Kearns' attitude toward Moyle as a person was expressed at a dinner honoring the latter upon his appointment in 1917 to the position of assistant secretary of the treasury in the Wilson administration. Said Kearns, in concluding his brief speech: "Everybody knows where you stand on any question, and you never hit below the belt." To Moyle the dinner was ". . . an unforgettable occasion . . . not alone for such tributes spontaneously accorded him, but more so for the reconciliation here represented."

In its lead editorial the Sunday before the election, The Tribune took what before 1912 would have been a very "soft" position on the candidate it opposed.

What will Tuesday's verdict be? it asked. Will Senator Smoot be elected his own successor or will James H. Moyle be given the coveted honor? Were Senator Smoot not an apostle of the dominant church of the state there could be little doubt of the result. And, even recognizing the tremendous advantage Mr. Smoot's church position gives him, it is difficult to imagine how he can carry Utah, wedded though it is to high protection, in this year of grace, 1914.

▶ **What to do**:
**1.** In the passage on Kearns and Moyle, what position was Moyle appointed to in 1917?
**2.** List every year mentioned in the passage on Kearns, Moyle, and the Smoot election.
**3.** Continue the passage on the 1914 Smoot–Moyle Senate contest from the point where it stops.

▶ **Record excerpts**:

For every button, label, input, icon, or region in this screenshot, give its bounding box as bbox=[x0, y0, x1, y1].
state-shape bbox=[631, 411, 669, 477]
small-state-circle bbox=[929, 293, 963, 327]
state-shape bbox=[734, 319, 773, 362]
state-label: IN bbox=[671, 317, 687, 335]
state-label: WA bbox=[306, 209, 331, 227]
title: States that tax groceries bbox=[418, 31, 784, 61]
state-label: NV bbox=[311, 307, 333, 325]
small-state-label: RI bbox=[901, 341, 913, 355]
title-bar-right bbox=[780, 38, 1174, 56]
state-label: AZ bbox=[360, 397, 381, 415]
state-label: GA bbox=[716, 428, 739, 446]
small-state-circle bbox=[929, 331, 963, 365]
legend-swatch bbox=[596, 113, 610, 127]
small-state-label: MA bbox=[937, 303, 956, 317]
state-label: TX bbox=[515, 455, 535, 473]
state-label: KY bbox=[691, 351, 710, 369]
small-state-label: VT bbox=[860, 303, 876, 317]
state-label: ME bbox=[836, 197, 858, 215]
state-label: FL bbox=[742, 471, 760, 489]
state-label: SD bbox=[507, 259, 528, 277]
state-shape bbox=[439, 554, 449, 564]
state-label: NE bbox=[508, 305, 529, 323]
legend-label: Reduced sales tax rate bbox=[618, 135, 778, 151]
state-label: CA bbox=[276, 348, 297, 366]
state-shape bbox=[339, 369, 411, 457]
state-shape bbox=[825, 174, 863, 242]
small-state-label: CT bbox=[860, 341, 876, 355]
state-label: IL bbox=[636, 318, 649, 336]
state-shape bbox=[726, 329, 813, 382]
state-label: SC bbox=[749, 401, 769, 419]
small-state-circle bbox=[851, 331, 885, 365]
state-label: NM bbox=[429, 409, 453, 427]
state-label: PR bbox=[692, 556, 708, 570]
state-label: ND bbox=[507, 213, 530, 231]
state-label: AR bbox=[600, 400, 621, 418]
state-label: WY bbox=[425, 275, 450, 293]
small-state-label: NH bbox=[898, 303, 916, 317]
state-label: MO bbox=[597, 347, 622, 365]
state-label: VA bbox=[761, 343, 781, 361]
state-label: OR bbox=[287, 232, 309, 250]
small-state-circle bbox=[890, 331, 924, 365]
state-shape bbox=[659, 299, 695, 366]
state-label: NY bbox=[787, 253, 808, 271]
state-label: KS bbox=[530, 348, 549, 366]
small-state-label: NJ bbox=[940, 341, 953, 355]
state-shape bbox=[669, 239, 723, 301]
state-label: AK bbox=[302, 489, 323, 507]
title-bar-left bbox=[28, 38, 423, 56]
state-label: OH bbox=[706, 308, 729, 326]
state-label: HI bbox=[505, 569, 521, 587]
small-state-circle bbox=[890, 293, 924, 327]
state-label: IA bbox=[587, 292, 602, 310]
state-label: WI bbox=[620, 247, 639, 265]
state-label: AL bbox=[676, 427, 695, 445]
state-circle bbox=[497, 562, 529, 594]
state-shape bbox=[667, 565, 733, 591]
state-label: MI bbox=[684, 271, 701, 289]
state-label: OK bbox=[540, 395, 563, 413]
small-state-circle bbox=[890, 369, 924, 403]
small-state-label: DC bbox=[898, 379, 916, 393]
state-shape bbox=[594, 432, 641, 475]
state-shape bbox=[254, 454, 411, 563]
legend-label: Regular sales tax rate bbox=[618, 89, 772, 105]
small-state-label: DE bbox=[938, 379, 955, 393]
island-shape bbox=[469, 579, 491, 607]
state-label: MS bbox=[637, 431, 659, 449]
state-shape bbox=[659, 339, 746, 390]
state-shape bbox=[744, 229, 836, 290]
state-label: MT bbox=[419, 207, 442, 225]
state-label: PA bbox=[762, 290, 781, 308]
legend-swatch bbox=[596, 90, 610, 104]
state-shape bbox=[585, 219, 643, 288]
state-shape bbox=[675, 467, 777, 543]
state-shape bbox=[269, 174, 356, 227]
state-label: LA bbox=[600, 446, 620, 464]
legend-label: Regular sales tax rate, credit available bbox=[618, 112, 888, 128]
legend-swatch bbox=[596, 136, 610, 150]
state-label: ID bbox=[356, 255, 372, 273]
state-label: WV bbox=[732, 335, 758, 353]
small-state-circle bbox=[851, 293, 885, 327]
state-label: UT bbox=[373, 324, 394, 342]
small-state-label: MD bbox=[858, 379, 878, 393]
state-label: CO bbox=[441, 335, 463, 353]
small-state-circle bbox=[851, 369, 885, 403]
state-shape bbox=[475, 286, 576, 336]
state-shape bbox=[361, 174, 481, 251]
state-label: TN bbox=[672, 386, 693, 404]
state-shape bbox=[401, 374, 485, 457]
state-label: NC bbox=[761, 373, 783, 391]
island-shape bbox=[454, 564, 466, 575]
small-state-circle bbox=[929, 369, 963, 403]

▶ **Answers to the problems**:
**1.** Assistant secretary of the treasury in the Wilson administration.

**2.** 1917, 1912, 1914

**3.**
The editorial then cited reasons why it opposed Smoot and argued that his defeat or his reelection by a close vote would be a victory for The Tribune's position.

When the first returns came in the Democrats were jubilant. Moyle carried Salt Lake County by 1,076 votes. But outlying counties changed the pattern and Smoot won by a margin of 3,152 votes. Democrats raised an uproar over suspected fraud in Weber and Washington counties. But Moyle declined to seek an investigation and a recount.

The Tribune's post-election editorial bore the caption: "Mr. Smoot's Rebuke."

Tuesday election is full of promise to the people of Utah. Its results were in effect a pledge by the people to themselves of independence in political affairs. If the outcome does not indicate a complete divorce of church and state, it assuredly must satisfy the most radical critic that a tremendous forward movement has been made in this direction.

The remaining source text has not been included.